Stored data entries
[start]

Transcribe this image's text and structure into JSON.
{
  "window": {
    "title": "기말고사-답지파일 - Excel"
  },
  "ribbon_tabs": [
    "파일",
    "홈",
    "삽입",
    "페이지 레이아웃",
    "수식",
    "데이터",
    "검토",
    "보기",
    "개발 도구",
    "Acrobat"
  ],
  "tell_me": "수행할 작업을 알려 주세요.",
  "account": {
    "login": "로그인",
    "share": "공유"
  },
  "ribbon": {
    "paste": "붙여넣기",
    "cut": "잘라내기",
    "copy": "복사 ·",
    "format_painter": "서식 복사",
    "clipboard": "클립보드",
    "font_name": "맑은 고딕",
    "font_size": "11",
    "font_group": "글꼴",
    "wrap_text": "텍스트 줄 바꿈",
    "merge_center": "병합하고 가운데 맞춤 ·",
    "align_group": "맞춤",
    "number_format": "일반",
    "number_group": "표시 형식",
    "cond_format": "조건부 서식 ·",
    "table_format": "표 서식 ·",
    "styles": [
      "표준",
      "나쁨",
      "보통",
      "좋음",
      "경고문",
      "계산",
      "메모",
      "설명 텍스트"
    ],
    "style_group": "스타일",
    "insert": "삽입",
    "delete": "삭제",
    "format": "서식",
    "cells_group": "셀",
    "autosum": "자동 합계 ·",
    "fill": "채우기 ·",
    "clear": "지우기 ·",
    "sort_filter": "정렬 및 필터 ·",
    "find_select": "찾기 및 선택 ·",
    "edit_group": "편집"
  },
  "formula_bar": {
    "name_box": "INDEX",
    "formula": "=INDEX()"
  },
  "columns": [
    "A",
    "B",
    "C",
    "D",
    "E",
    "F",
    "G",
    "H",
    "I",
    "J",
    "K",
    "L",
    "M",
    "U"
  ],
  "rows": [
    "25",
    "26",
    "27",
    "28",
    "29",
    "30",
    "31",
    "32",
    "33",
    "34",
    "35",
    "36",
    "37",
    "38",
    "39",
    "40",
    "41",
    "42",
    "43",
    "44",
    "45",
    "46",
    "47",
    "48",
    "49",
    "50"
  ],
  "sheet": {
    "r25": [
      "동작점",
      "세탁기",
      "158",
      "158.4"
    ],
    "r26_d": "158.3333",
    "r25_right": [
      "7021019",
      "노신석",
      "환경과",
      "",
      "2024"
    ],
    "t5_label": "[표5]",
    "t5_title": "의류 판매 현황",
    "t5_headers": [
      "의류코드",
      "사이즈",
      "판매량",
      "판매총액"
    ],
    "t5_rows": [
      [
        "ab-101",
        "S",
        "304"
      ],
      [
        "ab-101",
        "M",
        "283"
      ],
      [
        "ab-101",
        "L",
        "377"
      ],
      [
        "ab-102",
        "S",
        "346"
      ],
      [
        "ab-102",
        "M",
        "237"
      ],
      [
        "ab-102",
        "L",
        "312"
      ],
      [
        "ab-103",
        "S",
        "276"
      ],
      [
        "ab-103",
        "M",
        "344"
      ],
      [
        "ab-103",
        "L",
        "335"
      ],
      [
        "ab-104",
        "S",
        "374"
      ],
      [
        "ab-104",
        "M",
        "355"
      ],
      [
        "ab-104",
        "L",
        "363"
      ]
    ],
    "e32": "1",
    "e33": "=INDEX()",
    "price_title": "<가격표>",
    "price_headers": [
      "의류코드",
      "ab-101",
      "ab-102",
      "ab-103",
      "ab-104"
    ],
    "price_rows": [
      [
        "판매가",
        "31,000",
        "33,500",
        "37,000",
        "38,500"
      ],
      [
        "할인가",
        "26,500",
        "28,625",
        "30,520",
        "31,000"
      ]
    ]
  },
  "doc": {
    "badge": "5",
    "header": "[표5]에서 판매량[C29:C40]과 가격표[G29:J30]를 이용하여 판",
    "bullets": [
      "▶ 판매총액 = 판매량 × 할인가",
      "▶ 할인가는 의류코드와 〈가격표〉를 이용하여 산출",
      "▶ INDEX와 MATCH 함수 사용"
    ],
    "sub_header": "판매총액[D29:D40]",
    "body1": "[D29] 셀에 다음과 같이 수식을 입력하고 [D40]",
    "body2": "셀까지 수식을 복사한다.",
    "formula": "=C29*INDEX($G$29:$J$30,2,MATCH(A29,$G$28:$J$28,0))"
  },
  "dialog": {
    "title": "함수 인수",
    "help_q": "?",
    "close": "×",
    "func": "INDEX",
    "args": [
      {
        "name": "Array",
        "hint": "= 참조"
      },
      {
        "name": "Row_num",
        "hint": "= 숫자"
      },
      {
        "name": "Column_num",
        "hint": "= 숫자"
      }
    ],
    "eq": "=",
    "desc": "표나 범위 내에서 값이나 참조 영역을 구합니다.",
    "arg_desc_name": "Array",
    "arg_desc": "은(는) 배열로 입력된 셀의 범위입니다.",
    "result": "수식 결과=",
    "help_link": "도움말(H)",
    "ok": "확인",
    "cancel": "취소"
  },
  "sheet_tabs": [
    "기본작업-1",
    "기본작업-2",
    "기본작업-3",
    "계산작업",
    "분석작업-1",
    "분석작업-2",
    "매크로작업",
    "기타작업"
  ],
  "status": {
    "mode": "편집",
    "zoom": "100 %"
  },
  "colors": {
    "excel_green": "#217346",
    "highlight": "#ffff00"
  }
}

[end]

**Job:**
Copy out the full set of records precisely, leaving nothing out.

**Result of the task:**
Transcribe this image's text and structure into JSON.
{
  "window": {
    "title": "기말고사-답지파일 - Excel"
  },
  "ribbon_tabs": [
    "파일",
    "홈",
    "삽입",
    "페이지 레이아웃",
    "수식",
    "데이터",
    "검토",
    "보기",
    "개발 도구",
    "Acrobat"
  ],
  "tell_me": "수행할 작업을 알려 주세요.",
  "account": {
    "login": "로그인",
    "share": "공유"
  },
  "ribbon": {
    "paste": "붙여넣기",
    "cut": "잘라내기",
    "copy": "복사 ·",
    "format_painter": "서식 복사",
    "clipboard": "클립보드",
    "font_name": "맑은 고딕",
    "font_size": "11",
    "font_group": "글꼴",
    "wrap_text": "텍스트 줄 바꿈",
    "merge_center": "병합하고 가운데 맞춤 ·",
    "align_group": "맞춤",
    "number_format": "일반",
    "number_group": "표시 형식",
    "cond_format": "조건부 서식 ·",
    "table_format": "표 서식 ·",
    "styles": [
      "표준",
      "나쁨",
      "보통",
      "좋음",
      "경고문",
      "계산",
      "메모",
      "설명 텍스트"
    ],
    "style_group": "스타일",
    "insert": "삽입",
    "delete": "삭제",
    "format": "서식",
    "cells_group": "셀",
    "autosum": "자동 합계 ·",
    "fill": "채우기 ·",
    "clear": "지우기 ·",
    "sort_filter": "정렬 및 필터 ·",
    "find_select": "찾기 및 선택 ·",
    "edit_group": "편집"
  },
  "formula_bar": {
    "name_box": "INDEX",
    "formula": "=INDEX()"
  },
  "columns": [
    "A",
    "B",
    "C",
    "D",
    "E",
    "F",
    "G",
    "H",
    "I",
    "J",
    "K",
    "L",
    "M",
    "U"
  ],
  "rows": [
    "25",
    "26",
    "27",
    "28",
    "29",
    "30",
    "31",
    "32",
    "33",
    "34",
    "35",
    "36",
    "37",
    "38",
    "39",
    "40",
    "41",
    "42",
    "43",
    "44",
    "45",
    "46",
    "47",
    "48",
    "49",
    "50"
  ],
  "sheet": {
    "r25": [
      "동작점",
      "세탁기",
      "158",
      "158.4"
    ],
    "r26_d": "158.3333",
    "r25_right": [
      "7021019",
      "노신석",
      "환경과",
      "",
      "2024"
    ],
    "t5_label": "[표5]",
    "t5_title": "의류 판매 현황",
    "t5_headers": [
      "의류코드",
      "사이즈",
      "판매량",
      "판매총액"
    ],
    "t5_rows": [
      [
        "ab-101",
        "S",
        "304"
      ],
      [
        "ab-101",
        "M",
        "283"
      ],
      [
        "ab-101",
        "L",
        "377"
      ],
      [
        "ab-102",
        "S",
        "346"
      ],
      [
        "ab-102",
        "M",
        "237"
      ],
      [
        "ab-102",
        "L",
        "312"
      ],
      [
        "ab-103",
        "S",
        "276"
      ],
      [
        "ab-103",
        "M",
        "344"
      ],
      [
        "ab-103",
        "L",
        "335"
      ],
      [
        "ab-104",
        "S",
        "374"
      ],
      [
        "ab-104",
        "M",
        "355"
      ],
      [
        "ab-104",
        "L",
        "363"
      ]
    ],
    "e32": "1",
    "e33": "=INDEX()",
    "price_title": "<가격표>",
    "price_headers": [
      "의류코드",
      "ab-101",
      "ab-102",
      "ab-103",
      "ab-104"
    ],
    "price_rows": [
      [
        "판매가",
        "31,000",
        "33,500",
        "37,000",
        "38,500"
      ],
      [
        "할인가",
        "26,500",
        "28,625",
        "30,520",
        "31,000"
      ]
    ]
  },
  "doc": {
    "badge": "5",
    "header": "[표5]에서 판매량[C29:C40]과 가격표[G29:J30]를 이용하여 판",
    "bullets": [
      "▶ 판매총액 = 판매량 × 할인가",
      "▶ 할인가는 의류코드와 〈가격표〉를 이용하여 산출",
      "▶ INDEX와 MATCH 함수 사용"
    ],
    "sub_header": "판매총액[D29:D40]",
    "body1": "[D29] 셀에 다음과 같이 수식을 입력하고 [D40]",
    "body2": "셀까지 수식을 복사한다.",
    "formula": "=C29*INDEX($G$29:$J$30,2,MATCH(A29,$G$28:$J$28,0))"
  },
  "dialog": {
    "title": "함수 인수",
    "help_q": "?",
    "close": "×",
    "func": "INDEX",
    "args": [
      {
        "name": "Array",
        "hint": "= 참조"
      },
      {
        "name": "Row_num",
        "hint": "= 숫자"
      },
      {
        "name": "Column_num",
        "hint": "= 숫자"
      }
    ],
    "eq": "=",
    "desc": "표나 범위 내에서 값이나 참조 영역을 구합니다.",
    "arg_desc_name": "Array",
    "arg_desc": "은(는) 배열로 입력된 셀의 범위입니다.",
    "result": "수식 결과=",
    "help_link": "도움말(H)",
    "ok": "확인",
    "cancel": "취소"
  },
  "sheet_tabs": [
    "기본작업-1",
    "기본작업-2",
    "기본작업-3",
    "계산작업",
    "분석작업-1",
    "분석작업-2",
    "매크로작업",
    "기타작업"
  ],
  "status": {
    "mode": "편집",
    "zoom": "100 %"
  },
  "colors": {
    "excel_green": "#217346",
    "highlight": "#ffff00"
  }
}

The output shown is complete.